Texto citado:
#####

Os blocos que os países não-poderosos conseguiram formar até hoje estão longe de ser unânimes, e deixam lacunas difíceis de preencher. Além disso, certamente é sempre desconfortável participar de um bloco do qual faz parte um ou mais dos poderosos. Lembra-nos a fábula dos animais que fizeram um trato de caçar juntos, repartindo igualmente o resultado, mas onde o leão acaba reclamando para si uma parte muito maior da presa abatida.

Ainda que incompleta e imperfeita, a integração já conseguida mostra seu valor e precisa ser preservada. Mas é nossa missão fazer com que ela se aperfeiçoe e alcance resultados mais justos e no prazo mais curto possível.

#####

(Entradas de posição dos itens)
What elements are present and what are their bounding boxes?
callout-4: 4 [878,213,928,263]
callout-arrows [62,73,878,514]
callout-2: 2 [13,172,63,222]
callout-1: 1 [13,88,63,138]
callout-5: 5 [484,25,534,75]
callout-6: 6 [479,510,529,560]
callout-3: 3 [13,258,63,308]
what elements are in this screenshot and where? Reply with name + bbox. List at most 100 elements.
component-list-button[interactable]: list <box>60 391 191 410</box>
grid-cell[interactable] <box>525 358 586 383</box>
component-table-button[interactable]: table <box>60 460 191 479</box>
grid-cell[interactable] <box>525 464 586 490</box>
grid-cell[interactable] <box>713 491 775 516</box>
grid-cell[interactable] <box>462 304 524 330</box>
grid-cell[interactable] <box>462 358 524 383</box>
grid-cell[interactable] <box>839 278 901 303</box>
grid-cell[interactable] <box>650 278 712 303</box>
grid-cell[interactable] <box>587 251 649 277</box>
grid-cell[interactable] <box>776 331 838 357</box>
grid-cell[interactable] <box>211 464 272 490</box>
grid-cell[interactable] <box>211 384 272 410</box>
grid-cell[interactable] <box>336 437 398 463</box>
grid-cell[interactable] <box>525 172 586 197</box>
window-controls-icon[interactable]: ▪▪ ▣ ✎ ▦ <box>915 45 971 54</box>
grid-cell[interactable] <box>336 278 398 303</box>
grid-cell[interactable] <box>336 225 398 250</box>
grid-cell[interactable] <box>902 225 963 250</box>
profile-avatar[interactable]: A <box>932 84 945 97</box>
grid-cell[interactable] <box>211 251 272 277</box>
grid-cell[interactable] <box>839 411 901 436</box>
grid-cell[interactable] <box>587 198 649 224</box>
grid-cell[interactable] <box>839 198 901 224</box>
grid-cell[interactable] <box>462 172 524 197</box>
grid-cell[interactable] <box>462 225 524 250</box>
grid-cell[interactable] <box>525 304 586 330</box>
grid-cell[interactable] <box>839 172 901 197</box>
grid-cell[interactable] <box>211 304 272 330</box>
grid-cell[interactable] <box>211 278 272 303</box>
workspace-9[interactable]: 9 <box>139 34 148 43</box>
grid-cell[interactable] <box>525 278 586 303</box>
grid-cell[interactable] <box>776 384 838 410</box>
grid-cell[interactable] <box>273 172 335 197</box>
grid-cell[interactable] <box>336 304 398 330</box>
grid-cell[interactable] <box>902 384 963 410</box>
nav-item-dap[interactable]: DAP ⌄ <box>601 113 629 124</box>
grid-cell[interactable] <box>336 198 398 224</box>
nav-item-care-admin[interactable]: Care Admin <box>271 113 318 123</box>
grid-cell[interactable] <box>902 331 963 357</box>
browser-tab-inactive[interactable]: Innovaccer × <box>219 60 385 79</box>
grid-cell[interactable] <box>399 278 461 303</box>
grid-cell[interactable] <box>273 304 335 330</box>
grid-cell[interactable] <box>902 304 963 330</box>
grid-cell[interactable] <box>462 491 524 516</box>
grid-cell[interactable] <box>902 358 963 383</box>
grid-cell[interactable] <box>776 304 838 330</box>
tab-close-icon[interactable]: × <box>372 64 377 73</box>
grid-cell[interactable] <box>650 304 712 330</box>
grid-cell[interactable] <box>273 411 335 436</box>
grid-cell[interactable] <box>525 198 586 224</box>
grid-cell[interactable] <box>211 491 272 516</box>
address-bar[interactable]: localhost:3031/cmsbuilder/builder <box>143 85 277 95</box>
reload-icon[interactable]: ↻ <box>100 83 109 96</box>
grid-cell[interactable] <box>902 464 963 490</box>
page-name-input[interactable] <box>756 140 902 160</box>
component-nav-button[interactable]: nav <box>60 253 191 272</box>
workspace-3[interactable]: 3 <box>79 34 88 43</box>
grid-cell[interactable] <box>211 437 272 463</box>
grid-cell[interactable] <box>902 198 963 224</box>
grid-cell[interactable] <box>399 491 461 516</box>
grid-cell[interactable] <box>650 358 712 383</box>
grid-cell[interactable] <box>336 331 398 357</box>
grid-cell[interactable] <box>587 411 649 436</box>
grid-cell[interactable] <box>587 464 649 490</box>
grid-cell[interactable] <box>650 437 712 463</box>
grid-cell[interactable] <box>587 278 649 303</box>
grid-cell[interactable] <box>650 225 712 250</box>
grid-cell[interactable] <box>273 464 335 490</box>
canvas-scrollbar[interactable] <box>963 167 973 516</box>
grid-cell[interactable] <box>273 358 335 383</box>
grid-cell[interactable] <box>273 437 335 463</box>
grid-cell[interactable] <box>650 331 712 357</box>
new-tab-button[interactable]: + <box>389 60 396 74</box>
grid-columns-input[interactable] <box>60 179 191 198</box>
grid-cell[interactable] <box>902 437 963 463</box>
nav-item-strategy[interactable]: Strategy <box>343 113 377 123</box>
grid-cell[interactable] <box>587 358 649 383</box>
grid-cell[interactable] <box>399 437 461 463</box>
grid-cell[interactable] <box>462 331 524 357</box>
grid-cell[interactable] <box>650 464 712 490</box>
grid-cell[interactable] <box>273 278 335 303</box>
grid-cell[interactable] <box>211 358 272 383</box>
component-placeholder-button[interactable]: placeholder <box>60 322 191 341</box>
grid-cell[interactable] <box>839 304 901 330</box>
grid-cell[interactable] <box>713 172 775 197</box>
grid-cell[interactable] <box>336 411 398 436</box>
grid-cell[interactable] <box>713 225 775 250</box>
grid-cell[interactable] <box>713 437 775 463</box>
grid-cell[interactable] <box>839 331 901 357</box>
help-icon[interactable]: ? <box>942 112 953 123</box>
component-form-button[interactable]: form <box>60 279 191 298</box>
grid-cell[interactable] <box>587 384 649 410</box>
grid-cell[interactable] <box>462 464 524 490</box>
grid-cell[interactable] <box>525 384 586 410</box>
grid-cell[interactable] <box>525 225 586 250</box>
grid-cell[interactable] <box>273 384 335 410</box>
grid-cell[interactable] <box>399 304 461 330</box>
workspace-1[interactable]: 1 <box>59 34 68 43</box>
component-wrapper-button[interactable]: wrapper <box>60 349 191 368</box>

#####

Tarefas:
- A) Atualize o texto sobre os blocos de países, reescrevendo tudo desde "Os blocos que" até "da presa abatida." com "o lobo" no lugar de "o leão".
- B) No texto sobre os blocos de países, o que o leão da fábula acaba reclamando para si?

Respostas:
- A)
Os blocos que os países não-poderosos conseguiram formar até hoje estão longe de ser unânimes, e deixam lacunas difíceis de preencher. Além disso, certamente é sempre desconfortável participar de um bloco do qual faz parte um ou mais dos poderosos. Lembra-nos a fábula dos animais que fizeram um trato de caçar juntos, repartindo igualmente o resultado, mas onde o lobo acaba reclamando para si uma parte muito maior da presa abatida.

- B) Uma parte muito maior da presa abatida.